* Texte extrait
------------------------------------------------

Nous vous proposons dans ces pages une série de réflexions sur les sources utilisées par différents auteurs à propos de certaines pages désormais célèbres du livre : LE MYSTERE DES CATHEDRALES par l'alchimiste FULCANELLI (première édition en 1926).
Nous évoquons lors de ce premier article, une statue présente au portail droit de la facade ouest de Notre-Dame de Paris, sujet principal et premier de l'étude de ce désormais "best seller" de l'édition en matière d'alchimie.
Il s'agit de la statue de Saint-Marcel, évêque de Paris (circa 335 - novembre 436) dont la légende dorée relate son intervention miraculeuse en faveur d'une Dame prisonnière d'un monstrueux dragon.
Cette statue est présente au milieu du portail Sainte-Anne (portail de droite) et a fait l'objet de remaniements conséquents.
Dans sa monographie sur Notre-Dame de Paris en 1928, Marcel AUBERT (9 avril 1884 - 28 décembre 1962), historien alors attaché au département des sculptures médiévales du Louvre, plus tard conservateur en chef, retrace l'histoire de l'architecture et de la sculpture de ce monument si renommé.
La monographie est publiée chez l'éditeur Albert Morancé dans un grand in 4° (520 x 360) et comporte deux parties : la présentation en 24 pages (table des planches comprise) et en 67 planches hors-texte, reproduisant des photographies en héliotypie (héliogravure) dont l'opérateur est E. Mas des monuments nationaux.

------------------------------------------------

* Consignes
Réécrivez sous forme de liste le paragraphe de l'extrait qui commence par « La monographie est publiée », en conservant ses faits principaux. Les données n'ont aucun lien avec l'extrait.

* Données fournies
------------------------------------------------

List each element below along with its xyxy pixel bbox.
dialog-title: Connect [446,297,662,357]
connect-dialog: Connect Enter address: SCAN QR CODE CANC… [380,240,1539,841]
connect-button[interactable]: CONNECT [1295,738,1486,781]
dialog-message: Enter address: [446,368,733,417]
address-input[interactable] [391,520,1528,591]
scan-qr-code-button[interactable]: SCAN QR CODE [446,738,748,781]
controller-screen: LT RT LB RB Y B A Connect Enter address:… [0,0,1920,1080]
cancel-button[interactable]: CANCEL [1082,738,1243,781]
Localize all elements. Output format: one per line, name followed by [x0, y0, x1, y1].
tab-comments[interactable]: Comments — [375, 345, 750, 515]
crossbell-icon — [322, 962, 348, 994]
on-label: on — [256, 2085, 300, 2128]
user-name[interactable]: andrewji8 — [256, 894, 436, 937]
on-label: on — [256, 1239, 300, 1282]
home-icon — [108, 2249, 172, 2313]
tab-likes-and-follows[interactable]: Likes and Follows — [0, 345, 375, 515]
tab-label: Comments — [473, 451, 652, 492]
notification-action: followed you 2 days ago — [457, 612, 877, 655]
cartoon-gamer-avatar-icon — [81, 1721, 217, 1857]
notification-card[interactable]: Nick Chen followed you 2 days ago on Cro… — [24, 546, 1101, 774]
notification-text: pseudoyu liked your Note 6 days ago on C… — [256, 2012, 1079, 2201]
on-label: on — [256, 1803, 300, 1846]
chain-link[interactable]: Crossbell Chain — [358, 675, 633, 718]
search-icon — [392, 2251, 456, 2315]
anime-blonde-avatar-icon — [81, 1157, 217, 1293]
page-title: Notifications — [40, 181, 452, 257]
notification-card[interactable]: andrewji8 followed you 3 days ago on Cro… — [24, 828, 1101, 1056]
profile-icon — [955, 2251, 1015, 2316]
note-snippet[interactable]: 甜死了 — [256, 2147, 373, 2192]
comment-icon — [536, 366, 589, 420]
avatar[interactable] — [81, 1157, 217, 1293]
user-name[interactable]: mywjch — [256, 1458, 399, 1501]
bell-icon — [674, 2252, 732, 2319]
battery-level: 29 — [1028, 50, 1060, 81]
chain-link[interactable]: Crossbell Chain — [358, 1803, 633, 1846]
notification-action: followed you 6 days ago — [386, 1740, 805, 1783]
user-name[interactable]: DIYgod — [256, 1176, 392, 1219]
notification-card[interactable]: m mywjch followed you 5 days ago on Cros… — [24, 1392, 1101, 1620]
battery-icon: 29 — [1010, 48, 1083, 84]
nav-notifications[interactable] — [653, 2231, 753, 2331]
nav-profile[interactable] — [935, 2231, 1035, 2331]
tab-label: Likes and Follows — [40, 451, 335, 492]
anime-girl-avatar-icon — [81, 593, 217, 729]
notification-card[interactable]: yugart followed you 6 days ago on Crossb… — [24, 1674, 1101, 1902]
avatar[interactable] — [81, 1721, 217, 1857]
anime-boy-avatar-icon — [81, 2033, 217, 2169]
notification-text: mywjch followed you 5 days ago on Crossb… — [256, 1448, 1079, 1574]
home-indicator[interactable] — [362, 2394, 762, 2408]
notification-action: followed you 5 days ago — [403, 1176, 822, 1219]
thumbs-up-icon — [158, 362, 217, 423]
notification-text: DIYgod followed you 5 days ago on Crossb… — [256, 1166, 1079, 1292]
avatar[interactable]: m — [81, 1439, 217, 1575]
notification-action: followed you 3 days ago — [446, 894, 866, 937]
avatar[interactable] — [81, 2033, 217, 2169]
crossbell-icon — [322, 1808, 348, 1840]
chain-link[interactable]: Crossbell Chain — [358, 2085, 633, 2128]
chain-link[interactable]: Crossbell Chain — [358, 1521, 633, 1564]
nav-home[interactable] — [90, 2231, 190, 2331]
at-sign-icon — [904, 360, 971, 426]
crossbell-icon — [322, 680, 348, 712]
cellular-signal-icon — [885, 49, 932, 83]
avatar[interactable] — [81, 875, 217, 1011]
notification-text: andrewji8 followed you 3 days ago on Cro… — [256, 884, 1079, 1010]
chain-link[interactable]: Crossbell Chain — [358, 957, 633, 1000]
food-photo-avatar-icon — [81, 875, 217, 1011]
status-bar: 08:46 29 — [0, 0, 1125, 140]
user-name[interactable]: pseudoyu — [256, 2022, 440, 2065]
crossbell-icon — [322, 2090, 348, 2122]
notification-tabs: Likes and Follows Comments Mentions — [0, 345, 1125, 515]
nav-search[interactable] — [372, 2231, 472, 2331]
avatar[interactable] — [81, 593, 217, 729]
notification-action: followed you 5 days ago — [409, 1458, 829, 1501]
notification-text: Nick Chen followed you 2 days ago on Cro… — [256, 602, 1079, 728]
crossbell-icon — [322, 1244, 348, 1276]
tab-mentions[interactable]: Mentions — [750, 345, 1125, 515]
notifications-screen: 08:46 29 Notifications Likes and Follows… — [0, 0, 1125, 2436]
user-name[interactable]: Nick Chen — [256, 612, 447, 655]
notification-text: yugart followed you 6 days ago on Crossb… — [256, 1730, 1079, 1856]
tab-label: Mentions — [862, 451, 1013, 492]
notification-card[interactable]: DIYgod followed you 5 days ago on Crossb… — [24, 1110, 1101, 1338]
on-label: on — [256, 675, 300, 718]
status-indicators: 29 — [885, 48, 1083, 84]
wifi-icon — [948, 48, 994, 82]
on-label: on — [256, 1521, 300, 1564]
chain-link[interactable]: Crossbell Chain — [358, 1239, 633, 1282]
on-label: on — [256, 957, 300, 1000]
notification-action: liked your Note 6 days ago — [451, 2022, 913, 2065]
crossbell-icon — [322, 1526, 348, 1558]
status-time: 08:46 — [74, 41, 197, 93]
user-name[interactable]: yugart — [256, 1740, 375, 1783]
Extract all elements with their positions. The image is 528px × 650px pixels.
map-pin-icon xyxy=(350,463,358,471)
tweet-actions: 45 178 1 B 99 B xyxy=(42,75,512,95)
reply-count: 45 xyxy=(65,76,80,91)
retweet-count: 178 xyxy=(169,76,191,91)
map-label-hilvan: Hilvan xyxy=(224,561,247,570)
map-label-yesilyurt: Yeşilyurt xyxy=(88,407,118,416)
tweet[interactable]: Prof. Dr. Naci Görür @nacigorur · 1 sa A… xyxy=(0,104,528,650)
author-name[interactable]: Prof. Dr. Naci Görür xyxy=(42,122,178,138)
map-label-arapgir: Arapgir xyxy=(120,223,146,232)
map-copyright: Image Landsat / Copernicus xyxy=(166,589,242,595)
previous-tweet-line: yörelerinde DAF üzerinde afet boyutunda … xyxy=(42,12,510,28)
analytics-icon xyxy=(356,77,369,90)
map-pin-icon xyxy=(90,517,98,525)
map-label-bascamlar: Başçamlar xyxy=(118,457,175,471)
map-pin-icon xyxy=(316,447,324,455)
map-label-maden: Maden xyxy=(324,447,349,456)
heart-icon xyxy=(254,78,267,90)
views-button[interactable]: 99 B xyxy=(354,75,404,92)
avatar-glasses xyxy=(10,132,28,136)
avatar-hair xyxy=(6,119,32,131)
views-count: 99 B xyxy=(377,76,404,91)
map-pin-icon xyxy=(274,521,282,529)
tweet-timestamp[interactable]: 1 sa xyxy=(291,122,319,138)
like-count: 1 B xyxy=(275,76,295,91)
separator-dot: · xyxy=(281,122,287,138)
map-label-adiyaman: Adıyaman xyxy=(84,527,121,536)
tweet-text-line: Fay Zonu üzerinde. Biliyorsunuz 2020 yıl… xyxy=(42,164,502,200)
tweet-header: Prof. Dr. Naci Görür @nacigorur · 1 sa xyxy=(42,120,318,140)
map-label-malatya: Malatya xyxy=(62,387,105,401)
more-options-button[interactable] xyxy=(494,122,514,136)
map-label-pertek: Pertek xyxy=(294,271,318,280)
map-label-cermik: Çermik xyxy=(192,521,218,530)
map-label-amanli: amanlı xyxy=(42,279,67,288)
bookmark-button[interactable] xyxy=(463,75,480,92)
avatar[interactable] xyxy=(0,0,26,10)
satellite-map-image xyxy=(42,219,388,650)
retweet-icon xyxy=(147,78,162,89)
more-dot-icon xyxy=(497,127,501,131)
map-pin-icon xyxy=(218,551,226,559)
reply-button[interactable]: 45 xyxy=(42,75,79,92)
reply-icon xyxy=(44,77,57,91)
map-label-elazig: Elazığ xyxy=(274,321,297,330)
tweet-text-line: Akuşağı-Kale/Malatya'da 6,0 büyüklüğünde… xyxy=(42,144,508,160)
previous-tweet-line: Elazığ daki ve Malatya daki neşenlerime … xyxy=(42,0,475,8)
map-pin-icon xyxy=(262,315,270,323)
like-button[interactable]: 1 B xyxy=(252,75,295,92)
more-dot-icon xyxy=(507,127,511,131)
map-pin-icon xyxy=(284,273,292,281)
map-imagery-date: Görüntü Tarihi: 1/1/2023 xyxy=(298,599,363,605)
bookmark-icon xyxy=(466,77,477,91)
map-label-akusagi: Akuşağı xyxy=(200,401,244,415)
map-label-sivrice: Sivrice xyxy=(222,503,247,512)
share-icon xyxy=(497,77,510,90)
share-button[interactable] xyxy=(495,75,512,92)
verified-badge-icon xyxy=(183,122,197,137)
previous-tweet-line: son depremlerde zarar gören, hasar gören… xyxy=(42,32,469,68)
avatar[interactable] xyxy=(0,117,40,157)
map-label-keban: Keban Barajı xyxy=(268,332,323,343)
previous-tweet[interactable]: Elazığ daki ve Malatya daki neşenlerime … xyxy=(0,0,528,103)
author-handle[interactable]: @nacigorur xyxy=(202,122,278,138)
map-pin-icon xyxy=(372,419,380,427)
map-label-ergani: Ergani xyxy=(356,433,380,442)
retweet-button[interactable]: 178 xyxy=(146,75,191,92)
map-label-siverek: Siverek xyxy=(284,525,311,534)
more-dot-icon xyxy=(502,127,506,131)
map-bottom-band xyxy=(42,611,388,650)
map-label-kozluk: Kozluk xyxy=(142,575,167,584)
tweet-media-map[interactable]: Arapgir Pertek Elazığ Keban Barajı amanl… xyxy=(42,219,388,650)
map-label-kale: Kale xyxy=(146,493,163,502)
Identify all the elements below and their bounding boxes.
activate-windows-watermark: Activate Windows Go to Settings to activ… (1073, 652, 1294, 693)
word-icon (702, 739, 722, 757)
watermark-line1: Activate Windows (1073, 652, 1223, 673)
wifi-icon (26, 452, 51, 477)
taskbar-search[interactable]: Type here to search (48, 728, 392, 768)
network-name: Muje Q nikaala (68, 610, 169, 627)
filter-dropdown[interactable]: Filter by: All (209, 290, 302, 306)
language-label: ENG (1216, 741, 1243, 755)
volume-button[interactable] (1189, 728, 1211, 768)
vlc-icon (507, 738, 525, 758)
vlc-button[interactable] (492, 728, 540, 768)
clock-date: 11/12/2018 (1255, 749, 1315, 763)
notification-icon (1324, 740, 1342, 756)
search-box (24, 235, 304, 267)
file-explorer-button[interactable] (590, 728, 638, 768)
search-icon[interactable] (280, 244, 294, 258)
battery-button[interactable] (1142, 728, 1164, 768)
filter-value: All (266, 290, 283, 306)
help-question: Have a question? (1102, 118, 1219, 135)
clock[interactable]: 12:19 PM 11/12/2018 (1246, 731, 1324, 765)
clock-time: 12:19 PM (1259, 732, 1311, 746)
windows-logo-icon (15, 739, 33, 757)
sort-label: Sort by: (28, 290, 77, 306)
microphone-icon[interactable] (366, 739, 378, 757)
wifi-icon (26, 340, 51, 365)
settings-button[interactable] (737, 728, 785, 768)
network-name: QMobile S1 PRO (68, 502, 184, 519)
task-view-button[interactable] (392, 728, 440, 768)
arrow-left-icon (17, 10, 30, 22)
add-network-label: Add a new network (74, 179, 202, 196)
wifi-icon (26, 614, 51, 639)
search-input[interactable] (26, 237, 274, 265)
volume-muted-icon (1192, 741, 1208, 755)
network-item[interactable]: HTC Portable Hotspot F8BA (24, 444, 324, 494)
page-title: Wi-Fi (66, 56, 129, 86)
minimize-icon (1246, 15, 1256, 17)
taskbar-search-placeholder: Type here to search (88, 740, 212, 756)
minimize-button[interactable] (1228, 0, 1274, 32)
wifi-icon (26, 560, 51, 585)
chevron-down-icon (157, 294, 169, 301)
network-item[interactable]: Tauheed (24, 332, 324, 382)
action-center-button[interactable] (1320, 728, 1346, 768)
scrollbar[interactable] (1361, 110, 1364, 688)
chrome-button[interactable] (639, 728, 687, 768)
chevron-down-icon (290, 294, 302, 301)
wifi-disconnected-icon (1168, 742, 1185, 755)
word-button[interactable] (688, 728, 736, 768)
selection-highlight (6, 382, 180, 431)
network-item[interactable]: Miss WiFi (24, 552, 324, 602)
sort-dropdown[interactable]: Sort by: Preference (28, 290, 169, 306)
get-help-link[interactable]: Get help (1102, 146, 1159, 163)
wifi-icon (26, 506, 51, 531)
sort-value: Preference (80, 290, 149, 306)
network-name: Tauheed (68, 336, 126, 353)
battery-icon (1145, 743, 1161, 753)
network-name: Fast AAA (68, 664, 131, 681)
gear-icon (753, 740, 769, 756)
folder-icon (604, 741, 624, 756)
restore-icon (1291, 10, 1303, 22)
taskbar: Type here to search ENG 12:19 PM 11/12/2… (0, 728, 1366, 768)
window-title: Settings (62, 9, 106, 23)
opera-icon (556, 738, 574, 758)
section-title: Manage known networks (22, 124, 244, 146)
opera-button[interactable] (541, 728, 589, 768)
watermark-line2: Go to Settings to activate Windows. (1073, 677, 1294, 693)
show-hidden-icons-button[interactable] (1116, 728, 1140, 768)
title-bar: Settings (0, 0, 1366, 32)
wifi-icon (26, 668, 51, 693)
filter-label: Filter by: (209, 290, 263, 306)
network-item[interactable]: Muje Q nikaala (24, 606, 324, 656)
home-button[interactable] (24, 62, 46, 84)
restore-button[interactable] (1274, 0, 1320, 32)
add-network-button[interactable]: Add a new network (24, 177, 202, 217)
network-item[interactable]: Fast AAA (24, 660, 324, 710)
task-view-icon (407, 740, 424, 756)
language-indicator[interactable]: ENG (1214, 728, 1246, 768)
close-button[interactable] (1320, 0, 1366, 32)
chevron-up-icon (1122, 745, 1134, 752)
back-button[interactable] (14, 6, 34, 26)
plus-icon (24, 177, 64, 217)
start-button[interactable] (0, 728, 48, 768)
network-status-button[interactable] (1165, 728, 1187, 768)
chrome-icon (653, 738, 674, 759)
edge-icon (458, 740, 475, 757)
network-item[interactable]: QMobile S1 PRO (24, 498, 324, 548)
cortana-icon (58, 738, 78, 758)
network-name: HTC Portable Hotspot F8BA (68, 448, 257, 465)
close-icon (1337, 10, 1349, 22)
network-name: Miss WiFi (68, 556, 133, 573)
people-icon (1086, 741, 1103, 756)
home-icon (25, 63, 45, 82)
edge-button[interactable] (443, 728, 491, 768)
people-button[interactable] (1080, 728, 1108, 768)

------------------------------------------------

* Résultat
- Éditeur : Albert Morancé
- Format : grand in 4° (520 x 360)
- Structure en deux parties :
  - une présentation de 24 pages, table des planches comprise ;
  - 67 planches hors-texte.
- Planches : photographies en héliotypie (héliogravure), prises par E. Mas des monuments nationaux